*Given task*:
Pictures do not belong in the copy, so please give every entry below again exactly.

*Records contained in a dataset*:
>>>
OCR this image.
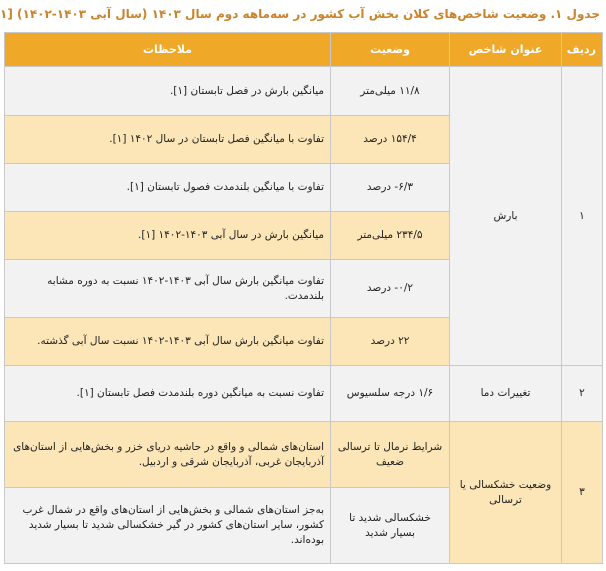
جدول ۱. وضعیت شاخص‌های کلان بخش آب کشور در سه‌ماهه دوم سال ۱۴۰۳ (سال آبی ۱۴۰۳-۱۴۰۲) [۱
ردیف	عنوان شاخص	وضعیت	ملاحظات
۱	بارش	۱۱/۸ میلی‌متر	میانگین بارش در فصل تابستان [۱].
		۱۵۴/۴ درصد	تفاوت با میانگین فصل تابستان در سال ۱۴۰۲ [۱].
		۶/۳- درصد	تفاوت با میانگین بلندمدت فصول تابستان [۱].
		۲۳۴/۵ میلی‌متر	میانگین بارش در سال آبی ۱۴۰۳-۱۴۰۲ [۱].
		۰/۲- درصد	تفاوت میانگین بارش سال آبی ۱۴۰۳-۱۴۰۲ نسبت به دوره مشابه بلندمدت.
		۲۲ درصد	تفاوت میانگین بارش سال آبی ۱۴۰۳-۱۴۰۲ نسبت سال آبی گذشته.
۲	تغییرات دما	۱/۶ درجه سلسیوس	تفاوت نسبت به میانگین دوره بلندمدت فصل تابستان [۱].
۳	وضعیت خشکسالی یا ترسالی	شرایط نرمال تا ترسالی ضعیف	استان‌های شمالی و واقع در حاشیه دریای خزر و بخش‌هایی از استان‌های آذربایجان غربی، آذربایجان شرقی و اردبیل.
		خشکسالی شدید تا بسیار شدید	به‌جز استان‌های شمالی و بخش‌هایی از استان‌های واقع در شمال غرب کشور، سایر استان‌های کشور در گیر خشکسالی شدید تا بسیار شدید بوده‌اند.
<<<
*Answer in full*:
OCR this image.
جدول ۱. وضعیت شاخص‌های کلان بخش آب کشور در سه‌ماهه دوم سال ۱۴۰۳ (سال آبی ۱۴۰۳-۱۴۰۲) [۱
ردیف	عنوان شاخص	وضعیت	ملاحظات
۱	بارش	۱۱/۸ میلی‌متر	میانگین بارش در فصل تابستان [۱].
		۱۵۴/۴ درصد	تفاوت با میانگین فصل تابستان در سال ۱۴۰۲ [۱].
		۶/۳- درصد	تفاوت با میانگین بلندمدت فصول تابستان [۱].
		۲۳۴/۵ میلی‌متر	میانگین بارش در سال آبی ۱۴۰۳-۱۴۰۲ [۱].
		۰/۲- درصد	تفاوت میانگین بارش سال آبی ۱۴۰۳-۱۴۰۲ نسبت به دوره مشابه بلندمدت.
		۲۲ درصد	تفاوت میانگین بارش سال آبی ۱۴۰۳-۱۴۰۲ نسبت سال آبی گذشته.
۲	تغییرات دما	۱/۶ درجه سلسیوس	تفاوت نسبت به میانگین دوره بلندمدت فصل تابستان [۱].
۳	وضعیت خشکسالی یا ترسالی	شرایط نرمال تا ترسالی ضعیف	استان‌های شمالی و واقع در حاشیه دریای خزر و بخش‌هایی از استان‌های آذربایجان غربی، آذربایجان شرقی و اردبیل.
		خشکسالی شدید تا بسیار شدید	به‌جز استان‌های شمالی و بخش‌هایی از استان‌های واقع در شمال غرب کشور، سایر استان‌های کشور در گیر خشکسالی شدید تا بسیار شدید بوده‌اند.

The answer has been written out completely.